» **Direction**: Repeat the listing word for word. No pictures belong in the copy.

Data excerpts
══════

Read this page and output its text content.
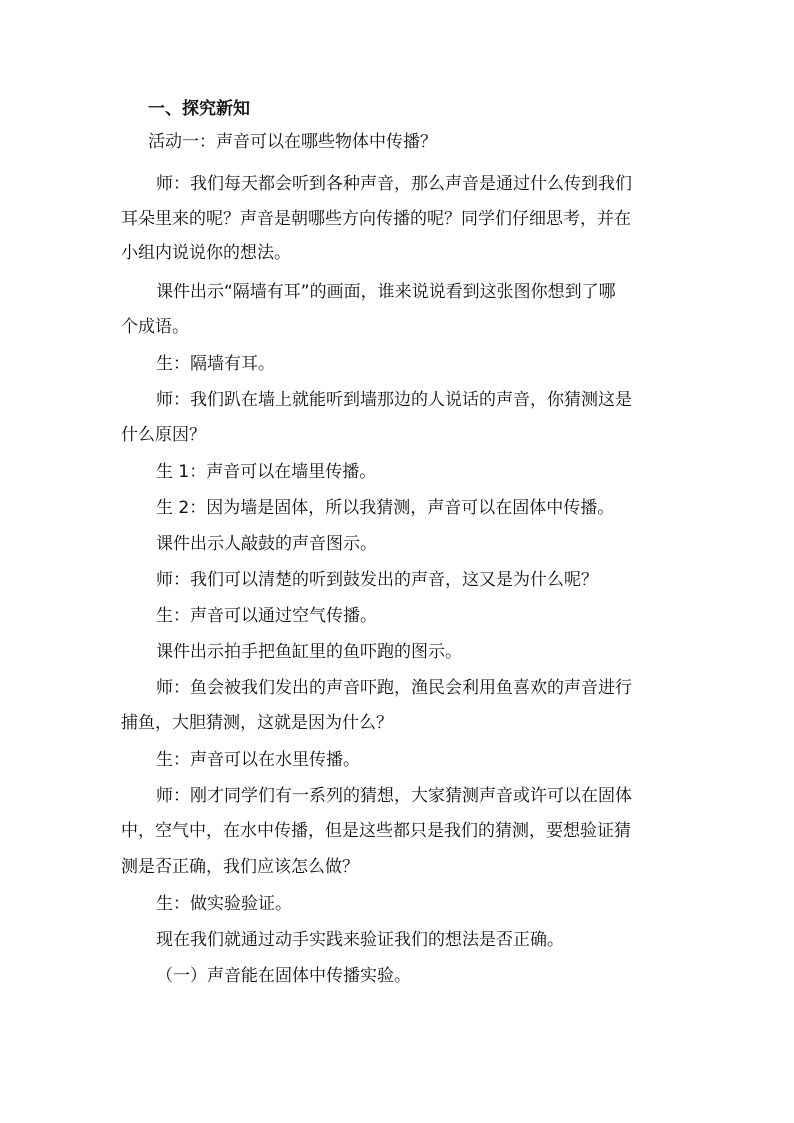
一、探究新知
活动一：声音可以在哪些物体中传播？
师：我们每天都会听到各种声音，那么声音是通过什么传到我们
耳朵里来的呢？声音是朝哪些方向传播的呢？同学们仔细思考，并在
小组内说说你的想法。
课件出示“隔墙有耳”的画面，谁来说说看到这张图你想到了哪
个成语。
生：隔墙有耳。
师：我们趴在墙上就能听到墙那边的人说话的声音，你猜测这是
什么原因？
生 1：声音可以在墙里传播。
生 2：因为墙是固体，所以我猜测，声音可以在固体中传播。
课件出示人敲鼓的声音图示。
师：我们可以清楚的听到鼓发出的声音，这又是为什么呢？
生：声音可以通过空气传播。
课件出示拍手把鱼缸里的鱼吓跑的图示。
师：鱼会被我们发出的声音吓跑，渔民会利用鱼喜欢的声音进行
捕鱼，大胆猜测，这就是因为什么？
生：声音可以在水里传播。
师：刚才同学们有一系列的猜想，大家猜测声音或许可以在固体
中，空气中，在水中传播，但是这些都只是我们的猜测，要想验证猜
测是否正确，我们应该怎么做？
生：做实验验证。
现在我们就通过动手实践来验证我们的想法是否正确。
（一）声音能在固体中传播实验。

══════

» **Solution to the problem**:
Read this page and output its text content.
一、探究新知
活动一：声音可以在哪些物体中传播？
师：我们每天都会听到各种声音，那么声音是通过什么传到我们
耳朵里来的呢？声音是朝哪些方向传播的呢？同学们仔细思考，并在
小组内说说你的想法。
课件出示“隔墙有耳”的画面，谁来说说看到这张图你想到了哪
个成语。
生：隔墙有耳。
师：我们趴在墙上就能听到墙那边的人说话的声音，你猜测这是
什么原因？
生 1：声音可以在墙里传播。
生 2：因为墙是固体，所以我猜测，声音可以在固体中传播。
课件出示人敲鼓的声音图示。
师：我们可以清楚的听到鼓发出的声音，这又是为什么呢？
生：声音可以通过空气传播。
课件出示拍手把鱼缸里的鱼吓跑的图示。
师：鱼会被我们发出的声音吓跑，渔民会利用鱼喜欢的声音进行
捕鱼，大胆猜测，这就是因为什么？
生：声音可以在水里传播。
师：刚才同学们有一系列的猜想，大家猜测声音或许可以在固体
中，空气中，在水中传播，但是这些都只是我们的猜测，要想验证猜
测是否正确，我们应该怎么做？
生：做实验验证。
现在我们就通过动手实践来验证我们的想法是否正确。
（一）声音能在固体中传播实验。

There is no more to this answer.